# Jersey heifer price?



## bulldog (Aug 17, 2008)

How much is a registered Jersey heifer worth? She is four months old, still on mommas milk(fat) and her mom is a great hand milker. Huge udder HUGE teats. The heifer already has a nice little udder hanging there. How much should I ask for her?


----------



## Callieslamb (Feb 27, 2007)

it would help to know where you are. The price varies by location. How common are jersey heifers in your area...etc?


----------



## springvalley (Jun 23, 2009)

That is totaly up to you, but I charge 500 for heifer calves, and mine are registered. I`m not so sure I like the sounds of HUGE teats and udder, The bigger the udder and more swelling they get after calving, the bigger it gets in most cases. I hate udders that drag the ground, and I don`t keep them. They are hard to milk, and generaly don`t hold up well. But your idea of HUGE and mine may not be the same. >Thanks Marc


----------



## BlackWillowFarm (Mar 24, 2008)

» **Exercise 1**: Write out the lines of the listing word for word, covering the stretch from the line containing "right-entry-2: Kaderi: Nehrin" through the line containing "center-divider <box>515 125 517 511</box>", with both of those lines included.
The Jersey heifer thread above and the listing that follows are unrelated to each other.

» **Items stored from a collection**:
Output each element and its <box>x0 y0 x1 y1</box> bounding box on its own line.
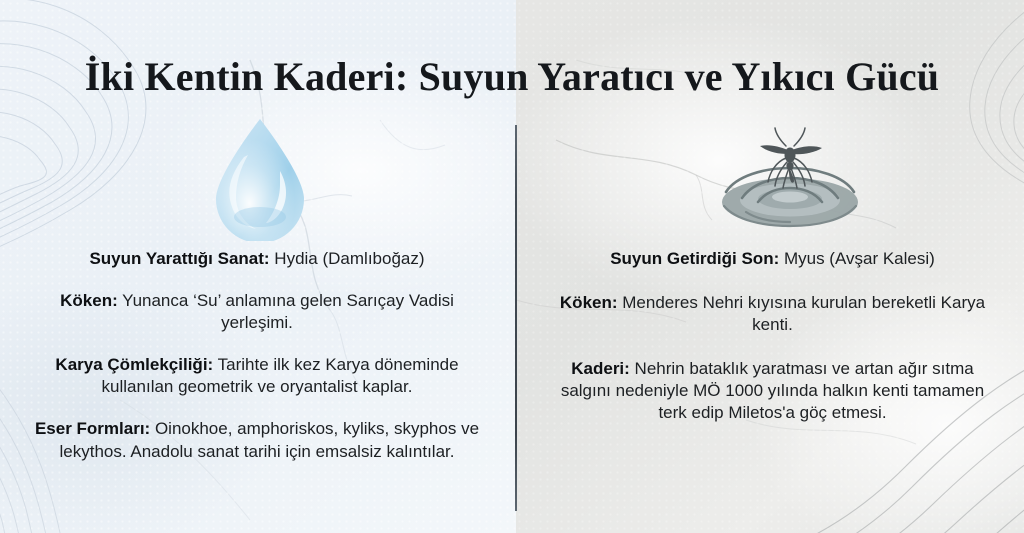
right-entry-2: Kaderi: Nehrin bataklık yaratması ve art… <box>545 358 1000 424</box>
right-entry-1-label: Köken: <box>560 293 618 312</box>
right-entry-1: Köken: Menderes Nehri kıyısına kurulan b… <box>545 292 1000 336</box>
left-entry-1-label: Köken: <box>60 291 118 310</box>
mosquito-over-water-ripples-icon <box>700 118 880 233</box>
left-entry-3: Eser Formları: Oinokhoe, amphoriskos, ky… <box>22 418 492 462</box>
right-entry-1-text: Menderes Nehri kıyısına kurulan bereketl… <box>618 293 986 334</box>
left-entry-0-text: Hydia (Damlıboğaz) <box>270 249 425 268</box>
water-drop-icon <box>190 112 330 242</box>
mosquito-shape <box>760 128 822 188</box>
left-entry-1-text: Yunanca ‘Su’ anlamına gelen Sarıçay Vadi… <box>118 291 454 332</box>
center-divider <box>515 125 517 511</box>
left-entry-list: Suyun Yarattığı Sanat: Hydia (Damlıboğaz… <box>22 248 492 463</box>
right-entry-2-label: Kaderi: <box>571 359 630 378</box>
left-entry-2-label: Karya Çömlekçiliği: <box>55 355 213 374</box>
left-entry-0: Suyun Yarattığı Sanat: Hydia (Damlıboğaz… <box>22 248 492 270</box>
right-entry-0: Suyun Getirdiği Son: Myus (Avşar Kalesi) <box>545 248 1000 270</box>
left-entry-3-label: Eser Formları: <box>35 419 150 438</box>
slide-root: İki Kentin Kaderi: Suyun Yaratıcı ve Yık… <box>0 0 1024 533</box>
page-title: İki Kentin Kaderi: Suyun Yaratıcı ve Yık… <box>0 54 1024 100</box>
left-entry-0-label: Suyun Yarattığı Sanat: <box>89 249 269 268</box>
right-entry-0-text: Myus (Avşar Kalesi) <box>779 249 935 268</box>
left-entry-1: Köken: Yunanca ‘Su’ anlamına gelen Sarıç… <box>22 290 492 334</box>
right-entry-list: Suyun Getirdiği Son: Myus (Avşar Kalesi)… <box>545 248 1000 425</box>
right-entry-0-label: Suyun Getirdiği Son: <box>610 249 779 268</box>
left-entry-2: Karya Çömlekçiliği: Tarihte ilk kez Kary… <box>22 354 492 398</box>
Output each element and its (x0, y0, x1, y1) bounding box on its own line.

» **Exercise 2**: Reproduce the stretch of the Jersey heifer thread from "## bulldog (Aug" through "(Feb 27, 2007)" word for word.

» **Exercise response 1**:
right-entry-2: Kaderi: Nehrin bataklık yaratması ve art… <box>545 358 1000 424</box>
right-entry-1-label: Köken: <box>560 293 618 312</box>
right-entry-1: Köken: Menderes Nehri kıyısına kurulan b… <box>545 292 1000 336</box>
left-entry-1-label: Köken: <box>60 291 118 310</box>
mosquito-over-water-ripples-icon <box>700 118 880 233</box>
left-entry-3: Eser Formları: Oinokhoe, amphoriskos, ky… <box>22 418 492 462</box>
right-entry-1-text: Menderes Nehri kıyısına kurulan bereketl… <box>618 293 986 334</box>
left-entry-0-text: Hydia (Damlıboğaz) <box>270 249 425 268</box>
water-drop-icon <box>190 112 330 242</box>
mosquito-shape <box>760 128 822 188</box>
left-entry-1-text: Yunanca ‘Su’ anlamına gelen Sarıçay Vadi… <box>118 291 454 332</box>
center-divider <box>515 125 517 511</box>

» **Exercise response 2**:
## bulldog (Aug 17, 2008)

How much is a registered Jersey heifer worth? She is four months old, still on mommas milk(fat) and her mom is a great hand milker. Huge udder HUGE teats. The heifer already has a nice little udder hanging there. How much should I ask for her?


----------



## Callieslamb (Feb 27, 2007)